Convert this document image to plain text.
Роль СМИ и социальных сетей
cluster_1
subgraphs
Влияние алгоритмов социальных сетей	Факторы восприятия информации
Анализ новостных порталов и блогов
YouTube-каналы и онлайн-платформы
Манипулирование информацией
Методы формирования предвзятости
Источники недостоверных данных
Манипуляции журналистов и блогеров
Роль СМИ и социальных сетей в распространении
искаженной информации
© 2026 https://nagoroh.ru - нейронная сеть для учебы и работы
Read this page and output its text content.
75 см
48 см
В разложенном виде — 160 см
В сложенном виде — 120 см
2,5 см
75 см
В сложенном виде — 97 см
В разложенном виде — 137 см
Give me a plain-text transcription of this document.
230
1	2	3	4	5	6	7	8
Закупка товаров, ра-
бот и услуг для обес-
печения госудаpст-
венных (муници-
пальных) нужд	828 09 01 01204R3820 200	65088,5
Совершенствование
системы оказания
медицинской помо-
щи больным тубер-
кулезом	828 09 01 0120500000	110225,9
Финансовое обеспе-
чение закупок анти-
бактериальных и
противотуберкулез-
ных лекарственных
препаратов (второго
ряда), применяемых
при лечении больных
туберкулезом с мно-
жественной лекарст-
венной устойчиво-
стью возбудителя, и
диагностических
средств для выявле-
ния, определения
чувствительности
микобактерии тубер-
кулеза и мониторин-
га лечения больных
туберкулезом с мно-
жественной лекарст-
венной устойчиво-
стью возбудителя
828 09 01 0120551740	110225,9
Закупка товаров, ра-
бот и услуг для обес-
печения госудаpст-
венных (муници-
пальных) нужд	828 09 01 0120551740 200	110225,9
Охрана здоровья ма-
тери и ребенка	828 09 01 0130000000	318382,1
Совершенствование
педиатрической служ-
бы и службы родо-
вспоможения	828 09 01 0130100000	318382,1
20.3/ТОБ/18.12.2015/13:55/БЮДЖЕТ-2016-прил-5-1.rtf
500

**GIVEN PROBLEM:**
Extract all lines as given.

**EXERCISE OUTPUT:**
Convert this document image to plain text.
Роль СМИ и социальных сетей
cluster_1
subgraphs
Влияние алгоритмов социальных сетей	Факторы восприятия информации
Анализ новостных порталов и блогов
YouTube-каналы и онлайн-платформы
Манипулирование информацией
Методы формирования предвзятости
Источники недостоверных данных
Манипуляции журналистов и блогеров
Роль СМИ и социальных сетей в распространении
искаженной информации
© 2026 https://nagoroh.ru - нейронная сеть для учебы и работы
Read this page and output its text content.
75 см
48 см
В разложенном виде — 160 см
В сложенном виде — 120 см
2,5 см
75 см
В сложенном виде — 97 см
В разложенном виде — 137 см
Give me a plain-text transcription of this document.
230
1	2	3	4	5	6	7	8
Закупка товаров, ра-
бот и услуг для обес-
печения госудаpст-
венных (муници-
пальных) нужд	828 09 01 01204R3820 200	65088,5
Совершенствование
системы оказания
медицинской помо-
щи больным тубер-
кулезом	828 09 01 0120500000	110225,9
Финансовое обеспе-
чение закупок анти-
бактериальных и
противотуберкулез-
ных лекарственных
препаратов (второго
ряда), применяемых
при лечении больных
туберкулезом с мно-
жественной лекарст-
венной устойчиво-
стью возбудителя, и
диагностических
средств для выявле-
ния, определения
чувствительности
микобактерии тубер-
кулеза и мониторин-
га лечения больных
туберкулезом с мно-
жественной лекарст-
венной устойчиво-
стью возбудителя
828 09 01 0120551740	110225,9
Закупка товаров, ра-
бот и услуг для обес-
печения госудаpст-
венных (муници-
пальных) нужд	828 09 01 0120551740 200	110225,9
Охрана здоровья ма-
тери и ребенка	828 09 01 0130000000	318382,1
Совершенствование
педиатрической служ-
бы и службы родо-
вспоможения	828 09 01 0130100000	318382,1
20.3/ТОБ/18.12.2015/13:55/БЮДЖЕТ-2016-прил-5-1.rtf
500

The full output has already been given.